## [INSTRUCTION]
Word for word, transcribe the lines below and drop the pictures.

## [DATA RECORDS]

== == ==

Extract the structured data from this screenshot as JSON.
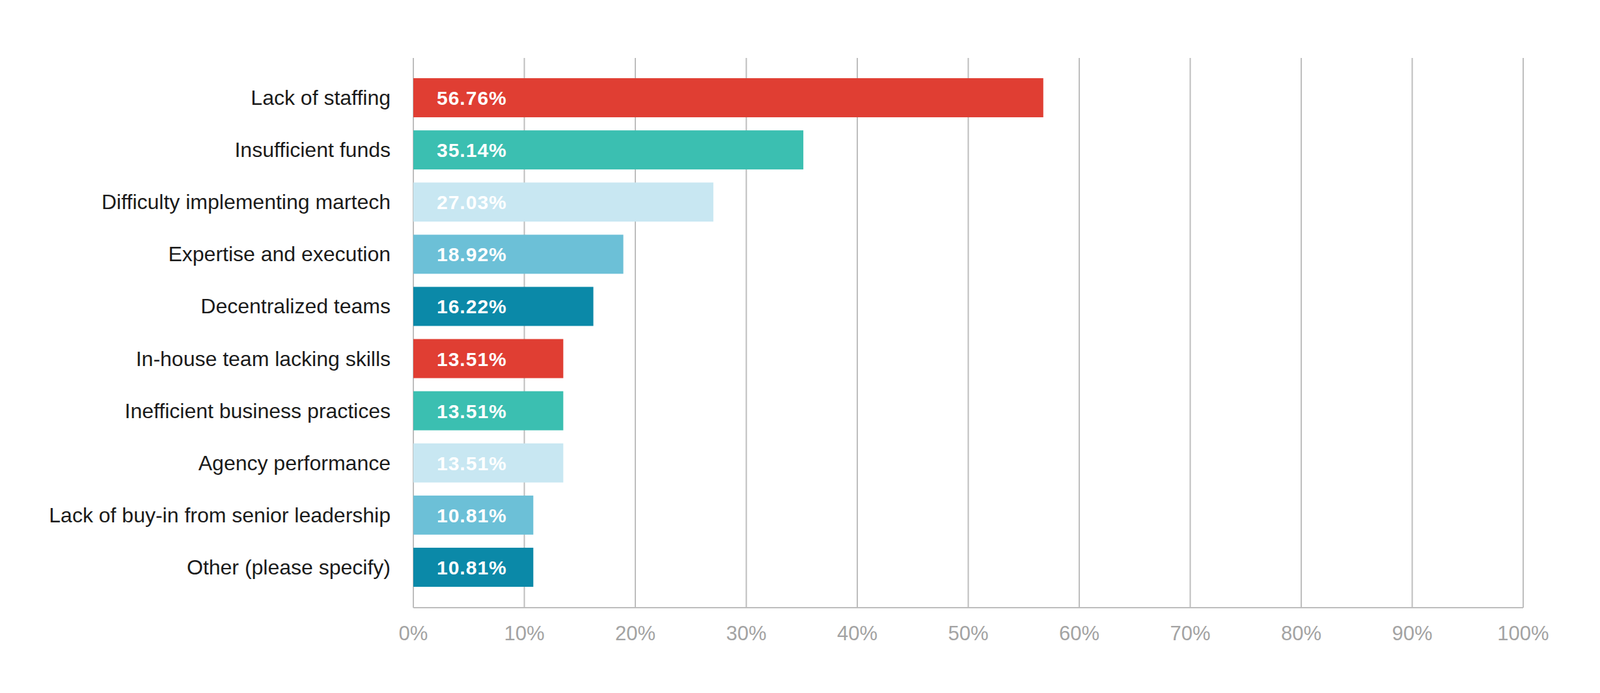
{
  "chart_data": {
    "type": "bar",
    "orientation": "horizontal",
    "categories": [
      "Lack of staffing",
      "Insufficient funds",
      "Difficulty implementing martech",
      "Expertise and execution",
      "Decentralized teams",
      "In-house team lacking skills",
      "Inefficient business practices",
      "Agency performance",
      "Lack of buy-in from senior leadership",
      "Other (please specify)"
    ],
    "values": [
      56.76,
      35.14,
      27.03,
      18.92,
      16.22,
      13.51,
      13.51,
      13.51,
      10.81,
      10.81
    ],
    "value_labels": [
      "56.76%",
      "35.14%",
      "27.03%",
      "18.92%",
      "16.22%",
      "13.51%",
      "13.51%",
      "13.51%",
      "10.81%",
      "10.81%"
    ],
    "colors": [
      "#e03e33",
      "#3bbfb1",
      "#c8e7f2",
      "#6cc0d7",
      "#0b89a8",
      "#e03e33",
      "#3bbfb1",
      "#c8e7f2",
      "#6cc0d7",
      "#0b89a8"
    ],
    "xlim": [
      0,
      100
    ],
    "xticks": [
      {
        "value": 0,
        "label": "0%"
      },
      {
        "value": 10,
        "label": "10%"
      },
      {
        "value": 20,
        "label": "20%"
      },
      {
        "value": 30,
        "label": "30%"
      },
      {
        "value": 40,
        "label": "40%"
      },
      {
        "value": 50,
        "label": "50%"
      },
      {
        "value": 60,
        "label": "60%"
      },
      {
        "value": 70,
        "label": "70%"
      },
      {
        "value": 80,
        "label": "80%"
      },
      {
        "value": 90,
        "label": "90%"
      },
      {
        "value": 100,
        "label": "100%"
      }
    ],
    "grid": true,
    "data_labels": true
  }
}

== == ==

## [EXERCISE RESULT]
Extract the structured data from this screenshot as JSON.
{
  "chart_data": {
    "type": "bar",
    "orientation": "horizontal",
    "categories": [
      "Lack of staffing",
      "Insufficient funds",
      "Difficulty implementing martech",
      "Expertise and execution",
      "Decentralized teams",
      "In-house team lacking skills",
      "Inefficient business practices",
      "Agency performance",
      "Lack of buy-in from senior leadership",
      "Other (please specify)"
    ],
    "values": [
      56.76,
      35.14,
      27.03,
      18.92,
      16.22,
      13.51,
      13.51,
      13.51,
      10.81,
      10.81
    ],
    "value_labels": [
      "56.76%",
      "35.14%",
      "27.03%",
      "18.92%",
      "16.22%",
      "13.51%",
      "13.51%",
      "13.51%",
      "10.81%",
      "10.81%"
    ],
    "colors": [
      "#e03e33",
      "#3bbfb1",
      "#c8e7f2",
      "#6cc0d7",
      "#0b89a8",
      "#e03e33",
      "#3bbfb1",
      "#c8e7f2",
      "#6cc0d7",
      "#0b89a8"
    ],
    "xlim": [
      0,
      100
    ],
    "xticks": [
      {
        "value": 0,
        "label": "0%"
      },
      {
        "value": 10,
        "label": "10%"
      },
      {
        "value": 20,
        "label": "20%"
      },
      {
        "value": 30,
        "label": "30%"
      },
      {
        "value": 40,
        "label": "40%"
      },
      {
        "value": 50,
        "label": "50%"
      },
      {
        "value": 60,
        "label": "60%"
      },
      {
        "value": 70,
        "label": "70%"
      },
      {
        "value": 80,
        "label": "80%"
      },
      {
        "value": 90,
        "label": "90%"
      },
      {
        "value": 100,
        "label": "100%"
      }
    ],
    "grid": true,
    "data_labels": true
  }
}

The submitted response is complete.